"""

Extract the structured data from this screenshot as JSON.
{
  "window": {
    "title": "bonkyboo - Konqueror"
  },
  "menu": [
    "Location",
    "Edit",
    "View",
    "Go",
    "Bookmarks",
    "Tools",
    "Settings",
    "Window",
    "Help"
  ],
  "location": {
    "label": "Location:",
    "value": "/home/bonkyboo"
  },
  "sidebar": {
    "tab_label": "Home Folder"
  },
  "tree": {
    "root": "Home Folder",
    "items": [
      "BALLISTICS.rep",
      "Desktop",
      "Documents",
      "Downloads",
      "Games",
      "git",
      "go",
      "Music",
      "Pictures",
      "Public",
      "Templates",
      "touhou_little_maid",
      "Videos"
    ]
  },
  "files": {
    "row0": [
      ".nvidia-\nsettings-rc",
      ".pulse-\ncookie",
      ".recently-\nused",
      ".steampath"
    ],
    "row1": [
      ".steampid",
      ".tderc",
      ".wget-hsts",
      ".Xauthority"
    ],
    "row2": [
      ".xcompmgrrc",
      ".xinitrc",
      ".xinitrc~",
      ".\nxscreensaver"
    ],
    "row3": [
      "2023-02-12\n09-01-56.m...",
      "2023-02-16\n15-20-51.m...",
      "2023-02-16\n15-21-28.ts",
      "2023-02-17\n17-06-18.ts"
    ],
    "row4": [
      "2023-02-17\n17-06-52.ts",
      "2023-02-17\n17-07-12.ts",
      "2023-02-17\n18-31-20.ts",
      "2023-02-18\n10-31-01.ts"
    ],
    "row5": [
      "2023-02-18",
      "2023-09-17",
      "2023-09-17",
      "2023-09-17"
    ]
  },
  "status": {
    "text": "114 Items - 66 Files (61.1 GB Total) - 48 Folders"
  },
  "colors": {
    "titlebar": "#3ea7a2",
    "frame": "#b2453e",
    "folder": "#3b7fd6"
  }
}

"""

### Prompt
The records above must be output exactly, in full.

### Output of the task
Extract the structured data from this screenshot as JSON.
{
  "window": {
    "title": "bonkyboo - Konqueror"
  },
  "menu": [
    "Location",
    "Edit",
    "View",
    "Go",
    "Bookmarks",
    "Tools",
    "Settings",
    "Window",
    "Help"
  ],
  "location": {
    "label": "Location:",
    "value": "/home/bonkyboo"
  },
  "sidebar": {
    "tab_label": "Home Folder"
  },
  "tree": {
    "root": "Home Folder",
    "items": [
      "BALLISTICS.rep",
      "Desktop",
      "Documents",
      "Downloads",
      "Games",
      "git",
      "go",
      "Music",
      "Pictures",
      "Public",
      "Templates",
      "touhou_little_maid",
      "Videos"
    ]
  },
  "files": {
    "row0": [
      ".nvidia-\nsettings-rc",
      ".pulse-\ncookie",
      ".recently-\nused",
      ".steampath"
    ],
    "row1": [
      ".steampid",
      ".tderc",
      ".wget-hsts",
      ".Xauthority"
    ],
    "row2": [
      ".xcompmgrrc",
      ".xinitrc",
      ".xinitrc~",
      ".\nxscreensaver"
    ],
    "row3": [
      "2023-02-12\n09-01-56.m...",
      "2023-02-16\n15-20-51.m...",
      "2023-02-16\n15-21-28.ts",
      "2023-02-17\n17-06-18.ts"
    ],
    "row4": [
      "2023-02-17\n17-06-52.ts",
      "2023-02-17\n17-07-12.ts",
      "2023-02-17\n18-31-20.ts",
      "2023-02-18\n10-31-01.ts"
    ],
    "row5": [
      "2023-02-18",
      "2023-09-17",
      "2023-09-17",
      "2023-09-17"
    ]
  },
  "status": {
    "text": "114 Items - 66 Files (61.1 GB Total) - 48 Folders"
  },
  "colors": {
    "titlebar": "#3ea7a2",
    "frame": "#b2453e",
    "folder": "#3b7fd6"
  }
}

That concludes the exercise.